• _BRIEF_: Copy all lines holding the word "Normalized" from the entries.

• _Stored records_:
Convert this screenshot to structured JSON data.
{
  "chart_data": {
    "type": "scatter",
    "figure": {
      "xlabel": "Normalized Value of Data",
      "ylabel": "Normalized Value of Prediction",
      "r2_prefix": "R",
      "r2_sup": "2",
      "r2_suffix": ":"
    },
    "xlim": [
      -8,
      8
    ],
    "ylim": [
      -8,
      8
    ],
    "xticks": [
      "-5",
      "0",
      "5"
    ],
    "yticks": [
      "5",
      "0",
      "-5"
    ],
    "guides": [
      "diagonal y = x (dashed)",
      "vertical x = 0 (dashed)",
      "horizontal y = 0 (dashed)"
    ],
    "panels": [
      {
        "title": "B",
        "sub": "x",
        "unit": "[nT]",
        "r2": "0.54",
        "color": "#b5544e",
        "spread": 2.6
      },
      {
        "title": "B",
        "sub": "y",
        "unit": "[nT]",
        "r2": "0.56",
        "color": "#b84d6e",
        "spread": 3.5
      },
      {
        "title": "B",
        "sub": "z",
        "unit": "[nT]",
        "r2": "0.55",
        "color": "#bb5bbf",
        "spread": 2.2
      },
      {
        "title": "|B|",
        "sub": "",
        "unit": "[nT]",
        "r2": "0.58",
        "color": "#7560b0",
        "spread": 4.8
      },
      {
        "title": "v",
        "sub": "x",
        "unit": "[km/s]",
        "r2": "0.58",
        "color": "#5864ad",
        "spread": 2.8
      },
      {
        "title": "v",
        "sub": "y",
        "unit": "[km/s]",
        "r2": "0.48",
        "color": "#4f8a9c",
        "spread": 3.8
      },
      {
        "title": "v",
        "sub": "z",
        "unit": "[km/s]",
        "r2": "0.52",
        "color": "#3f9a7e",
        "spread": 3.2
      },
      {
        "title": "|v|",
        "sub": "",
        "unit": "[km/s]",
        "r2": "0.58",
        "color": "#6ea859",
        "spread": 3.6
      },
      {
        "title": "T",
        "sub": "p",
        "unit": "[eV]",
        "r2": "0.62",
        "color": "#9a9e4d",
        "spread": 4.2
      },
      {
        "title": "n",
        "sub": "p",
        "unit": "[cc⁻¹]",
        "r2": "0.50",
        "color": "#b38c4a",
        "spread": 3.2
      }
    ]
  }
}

• _WORKED SOLUTION_:
      "xlabel": "Normalized Value of Data",
      "ylabel": "Normalized Value of Prediction",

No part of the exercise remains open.